**Exercise instructions:** Could you output all of the records below exactly as they appear?

# # # # #

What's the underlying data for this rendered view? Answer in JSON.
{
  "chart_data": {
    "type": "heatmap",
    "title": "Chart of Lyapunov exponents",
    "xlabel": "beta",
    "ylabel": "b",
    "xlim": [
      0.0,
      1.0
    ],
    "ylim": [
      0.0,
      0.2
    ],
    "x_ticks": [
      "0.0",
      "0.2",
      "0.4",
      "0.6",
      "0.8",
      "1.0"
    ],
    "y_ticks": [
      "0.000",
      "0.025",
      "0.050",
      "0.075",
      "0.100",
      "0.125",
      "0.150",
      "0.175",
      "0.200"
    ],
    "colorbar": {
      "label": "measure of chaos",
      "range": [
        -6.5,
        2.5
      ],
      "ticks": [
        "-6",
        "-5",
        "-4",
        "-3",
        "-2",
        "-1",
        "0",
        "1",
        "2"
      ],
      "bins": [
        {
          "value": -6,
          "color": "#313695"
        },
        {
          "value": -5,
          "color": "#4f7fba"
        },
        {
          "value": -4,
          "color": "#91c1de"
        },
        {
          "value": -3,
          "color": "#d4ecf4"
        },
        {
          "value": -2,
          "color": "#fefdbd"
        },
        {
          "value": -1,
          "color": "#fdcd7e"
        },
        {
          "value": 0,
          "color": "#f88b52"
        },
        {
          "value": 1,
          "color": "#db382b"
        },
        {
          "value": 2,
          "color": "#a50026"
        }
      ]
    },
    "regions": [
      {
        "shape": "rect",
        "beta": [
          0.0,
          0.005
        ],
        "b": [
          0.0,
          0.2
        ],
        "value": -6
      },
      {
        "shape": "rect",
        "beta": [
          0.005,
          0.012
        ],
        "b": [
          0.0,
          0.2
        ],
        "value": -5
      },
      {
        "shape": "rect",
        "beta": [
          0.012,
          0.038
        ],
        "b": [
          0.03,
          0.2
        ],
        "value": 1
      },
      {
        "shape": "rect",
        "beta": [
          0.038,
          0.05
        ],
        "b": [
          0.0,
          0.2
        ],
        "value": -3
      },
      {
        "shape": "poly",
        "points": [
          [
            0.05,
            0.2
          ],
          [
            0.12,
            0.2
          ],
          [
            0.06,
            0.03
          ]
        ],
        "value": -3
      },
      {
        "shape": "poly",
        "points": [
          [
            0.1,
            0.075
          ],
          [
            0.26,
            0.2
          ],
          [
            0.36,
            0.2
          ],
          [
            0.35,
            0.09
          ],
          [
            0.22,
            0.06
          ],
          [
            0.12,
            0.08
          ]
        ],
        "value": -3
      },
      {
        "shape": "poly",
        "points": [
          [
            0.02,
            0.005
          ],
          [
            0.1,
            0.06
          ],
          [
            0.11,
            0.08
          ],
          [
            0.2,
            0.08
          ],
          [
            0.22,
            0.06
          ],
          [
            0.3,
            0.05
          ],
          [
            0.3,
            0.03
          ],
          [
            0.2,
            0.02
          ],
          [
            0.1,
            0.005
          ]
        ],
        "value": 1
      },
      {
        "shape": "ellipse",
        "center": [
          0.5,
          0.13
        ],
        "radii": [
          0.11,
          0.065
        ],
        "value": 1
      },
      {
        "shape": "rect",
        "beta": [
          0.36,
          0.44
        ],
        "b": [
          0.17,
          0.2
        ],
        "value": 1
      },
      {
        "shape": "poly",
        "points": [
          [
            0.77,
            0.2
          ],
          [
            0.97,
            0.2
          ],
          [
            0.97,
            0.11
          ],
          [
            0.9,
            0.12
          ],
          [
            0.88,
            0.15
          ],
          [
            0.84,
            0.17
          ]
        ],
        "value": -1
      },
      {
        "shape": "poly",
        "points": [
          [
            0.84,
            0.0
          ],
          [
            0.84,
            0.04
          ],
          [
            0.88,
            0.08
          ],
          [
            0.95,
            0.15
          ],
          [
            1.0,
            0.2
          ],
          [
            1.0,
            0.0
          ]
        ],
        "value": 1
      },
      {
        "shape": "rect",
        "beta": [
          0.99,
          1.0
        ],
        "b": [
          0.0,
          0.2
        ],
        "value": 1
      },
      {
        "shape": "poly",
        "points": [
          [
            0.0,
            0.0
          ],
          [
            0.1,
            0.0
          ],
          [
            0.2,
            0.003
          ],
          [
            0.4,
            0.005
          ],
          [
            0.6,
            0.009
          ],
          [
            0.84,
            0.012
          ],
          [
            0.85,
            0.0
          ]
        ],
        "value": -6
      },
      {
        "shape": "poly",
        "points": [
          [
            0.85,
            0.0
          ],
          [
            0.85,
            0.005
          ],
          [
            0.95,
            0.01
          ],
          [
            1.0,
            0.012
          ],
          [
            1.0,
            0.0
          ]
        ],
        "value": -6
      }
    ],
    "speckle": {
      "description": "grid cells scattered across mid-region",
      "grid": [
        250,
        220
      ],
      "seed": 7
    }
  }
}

# # # # #

**Output of the task:**
What's the underlying data for this rendered view? Answer in JSON.
{
  "chart_data": {
    "type": "heatmap",
    "title": "Chart of Lyapunov exponents",
    "xlabel": "beta",
    "ylabel": "b",
    "xlim": [
      0.0,
      1.0
    ],
    "ylim": [
      0.0,
      0.2
    ],
    "x_ticks": [
      "0.0",
      "0.2",
      "0.4",
      "0.6",
      "0.8",
      "1.0"
    ],
    "y_ticks": [
      "0.000",
      "0.025",
      "0.050",
      "0.075",
      "0.100",
      "0.125",
      "0.150",
      "0.175",
      "0.200"
    ],
    "colorbar": {
      "label": "measure of chaos",
      "range": [
        -6.5,
        2.5
      ],
      "ticks": [
        "-6",
        "-5",
        "-4",
        "-3",
        "-2",
        "-1",
        "0",
        "1",
        "2"
      ],
      "bins": [
        {
          "value": -6,
          "color": "#313695"
        },
        {
          "value": -5,
          "color": "#4f7fba"
        },
        {
          "value": -4,
          "color": "#91c1de"
        },
        {
          "value": -3,
          "color": "#d4ecf4"
        },
        {
          "value": -2,
          "color": "#fefdbd"
        },
        {
          "value": -1,
          "color": "#fdcd7e"
        },
        {
          "value": 0,
          "color": "#f88b52"
        },
        {
          "value": 1,
          "color": "#db382b"
        },
        {
          "value": 2,
          "color": "#a50026"
        }
      ]
    },
    "regions": [
      {
        "shape": "rect",
        "beta": [
          0.0,
          0.005
        ],
        "b": [
          0.0,
          0.2
        ],
        "value": -6
      },
      {
        "shape": "rect",
        "beta": [
          0.005,
          0.012
        ],
        "b": [
          0.0,
          0.2
        ],
        "value": -5
      },
      {
        "shape": "rect",
        "beta": [
          0.012,
          0.038
        ],
        "b": [
          0.03,
          0.2
        ],
        "value": 1
      },
      {
        "shape": "rect",
        "beta": [
          0.038,
          0.05
        ],
        "b": [
          0.0,
          0.2
        ],
        "value": -3
      },
      {
        "shape": "poly",
        "points": [
          [
            0.05,
            0.2
          ],
          [
            0.12,
            0.2
          ],
          [
            0.06,
            0.03
          ]
        ],
        "value": -3
      },
      {
        "shape": "poly",
        "points": [
          [
            0.1,
            0.075
          ],
          [
            0.26,
            0.2
          ],
          [
            0.36,
            0.2
          ],
          [
            0.35,
            0.09
          ],
          [
            0.22,
            0.06
          ],
          [
            0.12,
            0.08
          ]
        ],
        "value": -3
      },
      {
        "shape": "poly",
        "points": [
          [
            0.02,
            0.005
          ],
          [
            0.1,
            0.06
          ],
          [
            0.11,
            0.08
          ],
          [
            0.2,
            0.08
          ],
          [
            0.22,
            0.06
          ],
          [
            0.3,
            0.05
          ],
          [
            0.3,
            0.03
          ],
          [
            0.2,
            0.02
          ],
          [
            0.1,
            0.005
          ]
        ],
        "value": 1
      },
      {
        "shape": "ellipse",
        "center": [
          0.5,
          0.13
        ],
        "radii": [
          0.11,
          0.065
        ],
        "value": 1
      },
      {
        "shape": "rect",
        "beta": [
          0.36,
          0.44
        ],
        "b": [
          0.17,
          0.2
        ],
        "value": 1
      },
      {
        "shape": "poly",
        "points": [
          [
            0.77,
            0.2
          ],
          [
            0.97,
            0.2
          ],
          [
            0.97,
            0.11
          ],
          [
            0.9,
            0.12
          ],
          [
            0.88,
            0.15
          ],
          [
            0.84,
            0.17
          ]
        ],
        "value": -1
      },
      {
        "shape": "poly",
        "points": [
          [
            0.84,
            0.0
          ],
          [
            0.84,
            0.04
          ],
          [
            0.88,
            0.08
          ],
          [
            0.95,
            0.15
          ],
          [
            1.0,
            0.2
          ],
          [
            1.0,
            0.0
          ]
        ],
        "value": 1
      },
      {
        "shape": "rect",
        "beta": [
          0.99,
          1.0
        ],
        "b": [
          0.0,
          0.2
        ],
        "value": 1
      },
      {
        "shape": "poly",
        "points": [
          [
            0.0,
            0.0
          ],
          [
            0.1,
            0.0
          ],
          [
            0.2,
            0.003
          ],
          [
            0.4,
            0.005
          ],
          [
            0.6,
            0.009
          ],
          [
            0.84,
            0.012
          ],
          [
            0.85,
            0.0
          ]
        ],
        "value": -6
      },
      {
        "shape": "poly",
        "points": [
          [
            0.85,
            0.0
          ],
          [
            0.85,
            0.005
          ],
          [
            0.95,
            0.01
          ],
          [
            1.0,
            0.012
          ],
          [
            1.0,
            0.0
          ]
        ],
        "value": -6
      }
    ],
    "speckle": {
      "description": "grid cells scattered across mid-region",
      "grid": [
        250,
        220
      ],
      "seed": 7
    }
  }
}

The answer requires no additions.